▶ [TASK TO COMPLETE]
Determine which lines of the records include the word "communautaires", and copy them.

+ + + + +

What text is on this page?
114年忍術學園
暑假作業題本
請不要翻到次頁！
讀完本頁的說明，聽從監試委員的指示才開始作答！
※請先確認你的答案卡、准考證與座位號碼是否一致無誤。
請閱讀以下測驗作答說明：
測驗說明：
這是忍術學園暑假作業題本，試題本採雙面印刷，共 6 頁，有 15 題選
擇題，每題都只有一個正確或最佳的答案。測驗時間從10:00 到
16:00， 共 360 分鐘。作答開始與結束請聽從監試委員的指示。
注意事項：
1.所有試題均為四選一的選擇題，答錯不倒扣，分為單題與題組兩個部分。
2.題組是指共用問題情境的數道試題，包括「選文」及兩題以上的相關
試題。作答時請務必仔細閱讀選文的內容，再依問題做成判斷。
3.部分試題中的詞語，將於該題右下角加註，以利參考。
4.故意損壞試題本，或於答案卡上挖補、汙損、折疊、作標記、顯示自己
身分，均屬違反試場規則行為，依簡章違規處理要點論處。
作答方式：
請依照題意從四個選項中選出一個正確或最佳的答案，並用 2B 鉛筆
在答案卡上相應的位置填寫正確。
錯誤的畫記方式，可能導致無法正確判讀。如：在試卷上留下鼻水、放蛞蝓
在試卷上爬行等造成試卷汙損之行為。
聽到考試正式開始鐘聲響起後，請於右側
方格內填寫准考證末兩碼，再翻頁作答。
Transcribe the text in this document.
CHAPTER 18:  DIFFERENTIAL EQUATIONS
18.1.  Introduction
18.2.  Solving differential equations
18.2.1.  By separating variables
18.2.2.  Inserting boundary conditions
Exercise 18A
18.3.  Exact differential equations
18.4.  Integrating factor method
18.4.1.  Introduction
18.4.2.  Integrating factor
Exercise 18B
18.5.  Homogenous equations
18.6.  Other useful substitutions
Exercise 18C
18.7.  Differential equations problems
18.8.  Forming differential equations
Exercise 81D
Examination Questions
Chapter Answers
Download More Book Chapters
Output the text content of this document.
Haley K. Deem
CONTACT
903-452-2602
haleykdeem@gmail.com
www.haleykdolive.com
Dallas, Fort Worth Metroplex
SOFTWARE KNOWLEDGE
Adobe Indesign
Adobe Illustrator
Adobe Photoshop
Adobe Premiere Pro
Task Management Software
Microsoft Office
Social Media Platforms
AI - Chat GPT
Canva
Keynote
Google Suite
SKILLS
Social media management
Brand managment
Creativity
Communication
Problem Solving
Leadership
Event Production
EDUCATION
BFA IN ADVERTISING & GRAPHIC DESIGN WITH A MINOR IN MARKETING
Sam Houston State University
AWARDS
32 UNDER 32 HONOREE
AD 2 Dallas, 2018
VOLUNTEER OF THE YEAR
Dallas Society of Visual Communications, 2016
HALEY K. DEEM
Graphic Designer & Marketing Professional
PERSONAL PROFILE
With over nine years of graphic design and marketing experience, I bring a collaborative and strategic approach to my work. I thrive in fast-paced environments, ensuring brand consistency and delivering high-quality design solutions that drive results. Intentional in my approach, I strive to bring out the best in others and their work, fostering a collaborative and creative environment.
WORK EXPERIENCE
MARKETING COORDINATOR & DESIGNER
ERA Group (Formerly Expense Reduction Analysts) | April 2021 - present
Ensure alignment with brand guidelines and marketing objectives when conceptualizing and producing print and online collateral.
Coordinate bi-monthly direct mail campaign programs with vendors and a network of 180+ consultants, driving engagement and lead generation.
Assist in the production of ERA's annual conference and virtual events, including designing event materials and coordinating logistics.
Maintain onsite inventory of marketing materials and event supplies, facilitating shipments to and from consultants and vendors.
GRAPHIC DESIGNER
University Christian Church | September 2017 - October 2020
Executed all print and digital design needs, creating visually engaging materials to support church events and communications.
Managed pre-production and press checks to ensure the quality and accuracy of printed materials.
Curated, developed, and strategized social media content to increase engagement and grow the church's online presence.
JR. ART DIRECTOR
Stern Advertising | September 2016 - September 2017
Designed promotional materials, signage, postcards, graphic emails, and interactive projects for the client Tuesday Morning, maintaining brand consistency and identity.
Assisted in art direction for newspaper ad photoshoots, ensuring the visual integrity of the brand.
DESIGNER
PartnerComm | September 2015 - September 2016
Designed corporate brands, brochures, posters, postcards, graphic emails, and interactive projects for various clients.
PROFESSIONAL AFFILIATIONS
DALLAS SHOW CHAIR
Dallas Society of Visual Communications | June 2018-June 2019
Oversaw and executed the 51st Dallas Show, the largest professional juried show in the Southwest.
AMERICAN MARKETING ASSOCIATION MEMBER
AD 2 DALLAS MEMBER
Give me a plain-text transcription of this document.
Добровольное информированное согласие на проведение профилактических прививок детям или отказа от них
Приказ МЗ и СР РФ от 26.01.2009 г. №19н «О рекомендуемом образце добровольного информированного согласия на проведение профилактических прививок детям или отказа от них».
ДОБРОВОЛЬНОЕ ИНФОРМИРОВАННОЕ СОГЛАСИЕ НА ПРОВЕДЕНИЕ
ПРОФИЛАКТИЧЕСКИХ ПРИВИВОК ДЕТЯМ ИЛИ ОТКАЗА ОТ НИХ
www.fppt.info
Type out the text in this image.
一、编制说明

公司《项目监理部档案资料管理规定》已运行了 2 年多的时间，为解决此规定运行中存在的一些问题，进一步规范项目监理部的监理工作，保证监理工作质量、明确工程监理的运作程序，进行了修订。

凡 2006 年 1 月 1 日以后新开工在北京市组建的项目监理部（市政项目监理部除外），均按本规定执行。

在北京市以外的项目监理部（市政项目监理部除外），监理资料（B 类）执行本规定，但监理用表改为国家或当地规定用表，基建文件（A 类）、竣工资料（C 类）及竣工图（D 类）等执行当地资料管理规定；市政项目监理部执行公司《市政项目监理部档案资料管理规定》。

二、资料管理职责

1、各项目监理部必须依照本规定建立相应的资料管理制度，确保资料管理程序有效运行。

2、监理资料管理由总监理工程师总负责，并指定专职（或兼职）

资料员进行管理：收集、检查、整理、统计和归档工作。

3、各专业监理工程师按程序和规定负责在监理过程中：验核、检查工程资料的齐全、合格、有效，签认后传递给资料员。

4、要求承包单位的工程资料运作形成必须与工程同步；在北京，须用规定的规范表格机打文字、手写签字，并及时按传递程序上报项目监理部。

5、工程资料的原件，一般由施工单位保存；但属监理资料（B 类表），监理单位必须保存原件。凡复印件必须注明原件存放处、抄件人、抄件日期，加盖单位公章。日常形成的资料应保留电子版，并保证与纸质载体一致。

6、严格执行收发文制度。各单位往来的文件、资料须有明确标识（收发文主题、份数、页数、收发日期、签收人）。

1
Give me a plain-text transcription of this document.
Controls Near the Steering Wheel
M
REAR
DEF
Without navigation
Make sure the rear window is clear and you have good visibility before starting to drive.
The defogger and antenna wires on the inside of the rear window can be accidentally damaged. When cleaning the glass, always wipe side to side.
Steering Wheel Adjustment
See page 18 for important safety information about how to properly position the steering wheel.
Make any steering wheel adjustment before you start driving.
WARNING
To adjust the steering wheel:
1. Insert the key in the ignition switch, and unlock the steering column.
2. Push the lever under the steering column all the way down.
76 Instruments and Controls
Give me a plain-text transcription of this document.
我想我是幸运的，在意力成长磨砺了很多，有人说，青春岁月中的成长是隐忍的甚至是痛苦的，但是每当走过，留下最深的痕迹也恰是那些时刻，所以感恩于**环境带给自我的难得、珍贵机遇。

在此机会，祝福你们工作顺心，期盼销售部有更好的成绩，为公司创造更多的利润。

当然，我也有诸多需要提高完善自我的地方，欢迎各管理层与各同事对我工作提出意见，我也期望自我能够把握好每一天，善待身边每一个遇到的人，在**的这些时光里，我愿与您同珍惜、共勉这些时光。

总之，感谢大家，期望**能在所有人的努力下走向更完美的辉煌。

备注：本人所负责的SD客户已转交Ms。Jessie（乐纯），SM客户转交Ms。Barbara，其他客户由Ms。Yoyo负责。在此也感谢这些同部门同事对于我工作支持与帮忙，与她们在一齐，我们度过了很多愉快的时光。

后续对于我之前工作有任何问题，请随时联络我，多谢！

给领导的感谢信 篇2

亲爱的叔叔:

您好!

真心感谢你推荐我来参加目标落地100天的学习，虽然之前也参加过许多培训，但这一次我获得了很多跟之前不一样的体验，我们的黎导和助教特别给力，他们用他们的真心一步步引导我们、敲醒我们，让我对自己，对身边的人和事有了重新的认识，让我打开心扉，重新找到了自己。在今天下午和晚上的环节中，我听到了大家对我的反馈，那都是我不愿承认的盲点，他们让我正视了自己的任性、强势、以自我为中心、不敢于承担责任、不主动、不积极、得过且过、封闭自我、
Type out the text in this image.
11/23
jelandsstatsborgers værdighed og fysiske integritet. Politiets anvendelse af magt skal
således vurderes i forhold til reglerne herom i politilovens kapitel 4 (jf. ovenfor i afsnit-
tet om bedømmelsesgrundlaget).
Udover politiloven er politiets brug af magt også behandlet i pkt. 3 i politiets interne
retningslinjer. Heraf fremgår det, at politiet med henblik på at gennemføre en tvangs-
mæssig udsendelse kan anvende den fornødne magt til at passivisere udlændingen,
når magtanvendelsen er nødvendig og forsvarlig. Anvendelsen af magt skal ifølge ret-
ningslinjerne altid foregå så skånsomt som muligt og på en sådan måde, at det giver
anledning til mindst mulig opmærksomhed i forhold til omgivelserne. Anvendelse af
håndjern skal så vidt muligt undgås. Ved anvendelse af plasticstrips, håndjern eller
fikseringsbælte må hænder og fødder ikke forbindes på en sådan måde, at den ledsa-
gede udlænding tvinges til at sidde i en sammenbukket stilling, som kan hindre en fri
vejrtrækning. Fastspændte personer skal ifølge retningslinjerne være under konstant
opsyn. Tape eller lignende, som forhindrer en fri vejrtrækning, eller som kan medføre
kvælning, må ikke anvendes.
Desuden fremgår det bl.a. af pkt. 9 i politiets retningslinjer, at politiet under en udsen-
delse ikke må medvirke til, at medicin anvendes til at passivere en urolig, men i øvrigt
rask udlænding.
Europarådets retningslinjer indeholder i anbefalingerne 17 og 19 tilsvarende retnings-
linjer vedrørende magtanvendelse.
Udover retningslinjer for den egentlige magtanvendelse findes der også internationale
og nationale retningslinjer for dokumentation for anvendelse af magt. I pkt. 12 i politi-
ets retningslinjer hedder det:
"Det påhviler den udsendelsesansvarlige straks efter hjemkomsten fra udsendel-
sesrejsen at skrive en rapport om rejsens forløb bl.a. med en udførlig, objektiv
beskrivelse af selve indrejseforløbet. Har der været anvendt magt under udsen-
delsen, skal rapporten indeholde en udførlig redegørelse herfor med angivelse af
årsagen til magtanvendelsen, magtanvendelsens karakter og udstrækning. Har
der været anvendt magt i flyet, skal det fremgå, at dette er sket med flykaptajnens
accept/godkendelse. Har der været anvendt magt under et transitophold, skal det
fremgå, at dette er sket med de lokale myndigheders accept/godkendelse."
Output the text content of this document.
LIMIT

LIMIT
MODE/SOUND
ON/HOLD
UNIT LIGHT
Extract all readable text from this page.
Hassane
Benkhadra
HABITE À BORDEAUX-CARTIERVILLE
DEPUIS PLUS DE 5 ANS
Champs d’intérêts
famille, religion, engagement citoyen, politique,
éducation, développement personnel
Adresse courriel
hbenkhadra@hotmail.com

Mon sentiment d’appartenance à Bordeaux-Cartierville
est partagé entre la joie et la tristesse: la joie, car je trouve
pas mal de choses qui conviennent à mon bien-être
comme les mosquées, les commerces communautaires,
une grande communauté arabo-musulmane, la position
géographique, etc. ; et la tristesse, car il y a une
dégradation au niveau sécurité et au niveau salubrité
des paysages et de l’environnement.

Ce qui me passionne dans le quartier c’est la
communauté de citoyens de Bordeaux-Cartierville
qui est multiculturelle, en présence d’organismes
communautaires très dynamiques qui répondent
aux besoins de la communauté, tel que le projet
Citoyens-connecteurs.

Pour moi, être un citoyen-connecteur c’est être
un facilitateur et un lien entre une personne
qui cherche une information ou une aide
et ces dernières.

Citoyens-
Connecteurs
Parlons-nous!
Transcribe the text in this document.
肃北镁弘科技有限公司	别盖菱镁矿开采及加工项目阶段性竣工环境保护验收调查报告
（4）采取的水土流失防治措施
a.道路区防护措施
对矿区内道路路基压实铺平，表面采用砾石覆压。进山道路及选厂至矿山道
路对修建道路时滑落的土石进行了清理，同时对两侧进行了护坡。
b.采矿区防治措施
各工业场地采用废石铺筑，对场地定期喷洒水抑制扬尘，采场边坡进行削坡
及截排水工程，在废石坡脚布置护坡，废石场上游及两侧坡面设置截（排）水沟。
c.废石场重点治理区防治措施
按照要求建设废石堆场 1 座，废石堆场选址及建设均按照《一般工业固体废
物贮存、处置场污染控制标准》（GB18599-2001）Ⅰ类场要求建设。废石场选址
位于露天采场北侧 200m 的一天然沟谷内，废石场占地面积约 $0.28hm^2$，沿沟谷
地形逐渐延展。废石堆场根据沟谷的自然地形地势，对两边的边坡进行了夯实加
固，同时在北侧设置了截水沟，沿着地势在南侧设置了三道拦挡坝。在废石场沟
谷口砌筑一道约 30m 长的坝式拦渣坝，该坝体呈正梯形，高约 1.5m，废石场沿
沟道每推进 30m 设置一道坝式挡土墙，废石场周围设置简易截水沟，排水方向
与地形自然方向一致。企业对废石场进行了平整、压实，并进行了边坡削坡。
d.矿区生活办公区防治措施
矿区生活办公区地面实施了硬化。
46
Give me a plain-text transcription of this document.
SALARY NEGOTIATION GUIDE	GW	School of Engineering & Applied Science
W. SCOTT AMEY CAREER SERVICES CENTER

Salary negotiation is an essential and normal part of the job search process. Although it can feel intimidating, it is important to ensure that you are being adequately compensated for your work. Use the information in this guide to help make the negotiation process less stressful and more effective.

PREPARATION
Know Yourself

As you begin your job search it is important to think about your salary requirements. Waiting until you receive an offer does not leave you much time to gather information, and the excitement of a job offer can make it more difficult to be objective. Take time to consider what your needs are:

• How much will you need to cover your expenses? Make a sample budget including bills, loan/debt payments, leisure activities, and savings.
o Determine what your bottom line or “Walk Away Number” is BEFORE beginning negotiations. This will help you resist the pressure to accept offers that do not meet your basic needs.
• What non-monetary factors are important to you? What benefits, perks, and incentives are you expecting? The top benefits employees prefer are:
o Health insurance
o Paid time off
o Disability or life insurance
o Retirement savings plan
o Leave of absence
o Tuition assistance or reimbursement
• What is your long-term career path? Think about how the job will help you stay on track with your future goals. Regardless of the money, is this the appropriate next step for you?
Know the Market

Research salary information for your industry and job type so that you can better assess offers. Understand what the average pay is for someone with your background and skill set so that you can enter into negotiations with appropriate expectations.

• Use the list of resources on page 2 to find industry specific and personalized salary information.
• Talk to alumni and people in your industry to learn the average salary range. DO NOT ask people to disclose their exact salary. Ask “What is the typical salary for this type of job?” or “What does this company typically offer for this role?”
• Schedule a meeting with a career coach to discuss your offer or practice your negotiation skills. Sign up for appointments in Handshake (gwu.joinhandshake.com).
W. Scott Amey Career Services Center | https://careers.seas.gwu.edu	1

+ + + + +

▶ [THE COMPLETED TASK]
comme les mosquées, les commerces communautaires,
communautaires très dynamiques qui répondent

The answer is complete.